> **MATERIALS PROVIDED**
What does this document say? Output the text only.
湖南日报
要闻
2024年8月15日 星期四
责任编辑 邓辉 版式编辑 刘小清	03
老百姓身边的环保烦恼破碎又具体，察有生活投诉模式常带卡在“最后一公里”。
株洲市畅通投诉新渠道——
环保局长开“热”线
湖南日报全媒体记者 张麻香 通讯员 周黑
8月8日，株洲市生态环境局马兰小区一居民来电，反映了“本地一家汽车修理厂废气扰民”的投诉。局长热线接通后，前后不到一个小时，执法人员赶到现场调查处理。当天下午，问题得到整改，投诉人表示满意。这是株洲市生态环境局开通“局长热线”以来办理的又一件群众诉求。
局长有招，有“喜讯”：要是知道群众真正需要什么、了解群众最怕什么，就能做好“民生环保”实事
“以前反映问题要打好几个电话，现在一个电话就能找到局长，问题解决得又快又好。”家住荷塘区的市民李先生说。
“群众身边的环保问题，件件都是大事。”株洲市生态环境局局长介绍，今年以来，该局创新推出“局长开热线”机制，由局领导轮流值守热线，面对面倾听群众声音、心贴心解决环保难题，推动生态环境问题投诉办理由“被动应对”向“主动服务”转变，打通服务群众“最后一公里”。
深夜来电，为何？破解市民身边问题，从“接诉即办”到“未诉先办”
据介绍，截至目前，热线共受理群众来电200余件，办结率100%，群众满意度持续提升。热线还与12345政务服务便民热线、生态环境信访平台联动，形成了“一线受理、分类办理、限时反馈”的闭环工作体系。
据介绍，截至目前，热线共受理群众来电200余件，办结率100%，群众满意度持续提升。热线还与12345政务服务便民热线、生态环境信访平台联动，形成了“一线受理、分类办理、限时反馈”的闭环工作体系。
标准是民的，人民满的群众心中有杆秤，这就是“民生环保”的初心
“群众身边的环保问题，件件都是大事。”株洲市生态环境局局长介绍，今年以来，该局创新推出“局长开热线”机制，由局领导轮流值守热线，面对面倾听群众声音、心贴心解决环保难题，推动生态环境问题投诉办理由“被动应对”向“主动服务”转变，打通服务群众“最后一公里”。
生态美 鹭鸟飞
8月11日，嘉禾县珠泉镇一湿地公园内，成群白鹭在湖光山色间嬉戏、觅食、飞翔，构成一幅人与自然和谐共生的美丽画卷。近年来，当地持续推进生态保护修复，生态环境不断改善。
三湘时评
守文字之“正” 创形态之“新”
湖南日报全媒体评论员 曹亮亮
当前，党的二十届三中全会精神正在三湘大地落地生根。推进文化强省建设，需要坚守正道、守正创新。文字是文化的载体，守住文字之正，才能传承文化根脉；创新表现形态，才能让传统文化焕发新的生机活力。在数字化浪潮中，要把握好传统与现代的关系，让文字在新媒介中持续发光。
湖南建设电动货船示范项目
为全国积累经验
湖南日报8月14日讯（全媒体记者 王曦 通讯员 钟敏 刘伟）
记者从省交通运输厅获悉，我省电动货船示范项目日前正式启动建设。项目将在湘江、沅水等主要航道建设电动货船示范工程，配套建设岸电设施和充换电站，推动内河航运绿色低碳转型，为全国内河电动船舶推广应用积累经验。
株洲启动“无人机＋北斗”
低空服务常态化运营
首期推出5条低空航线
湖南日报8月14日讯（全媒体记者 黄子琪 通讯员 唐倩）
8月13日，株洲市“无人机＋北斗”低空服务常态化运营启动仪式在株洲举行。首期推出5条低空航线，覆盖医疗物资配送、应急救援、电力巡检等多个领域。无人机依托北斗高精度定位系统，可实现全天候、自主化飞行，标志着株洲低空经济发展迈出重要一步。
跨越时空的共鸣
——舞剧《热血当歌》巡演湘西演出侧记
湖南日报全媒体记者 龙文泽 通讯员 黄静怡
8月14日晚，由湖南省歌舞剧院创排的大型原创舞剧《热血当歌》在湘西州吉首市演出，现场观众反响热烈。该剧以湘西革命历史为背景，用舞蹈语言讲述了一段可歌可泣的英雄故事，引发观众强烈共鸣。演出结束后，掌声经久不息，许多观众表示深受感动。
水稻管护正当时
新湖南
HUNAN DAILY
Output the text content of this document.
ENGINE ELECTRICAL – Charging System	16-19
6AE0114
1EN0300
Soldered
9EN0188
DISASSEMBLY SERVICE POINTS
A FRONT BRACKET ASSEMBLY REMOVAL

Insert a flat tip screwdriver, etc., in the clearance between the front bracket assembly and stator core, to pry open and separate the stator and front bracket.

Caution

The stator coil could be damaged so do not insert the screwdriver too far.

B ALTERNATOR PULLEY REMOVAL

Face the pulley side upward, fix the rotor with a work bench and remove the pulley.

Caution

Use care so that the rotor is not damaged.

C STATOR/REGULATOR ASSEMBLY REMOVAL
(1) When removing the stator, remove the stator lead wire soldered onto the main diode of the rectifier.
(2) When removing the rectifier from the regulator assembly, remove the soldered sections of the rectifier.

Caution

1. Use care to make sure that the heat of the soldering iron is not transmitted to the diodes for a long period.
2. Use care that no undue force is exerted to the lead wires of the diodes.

> **PROBLEM DETAILS**
Search the data above for the string "REMOVAL" and copy each line that has it.

> **SOLUTION TO THIS PROBLEM**
A FRONT BRACKET ASSEMBLY REMOVAL
B ALTERNATOR PULLEY REMOVAL
C STATOR/REGULATOR ASSEMBLY REMOVAL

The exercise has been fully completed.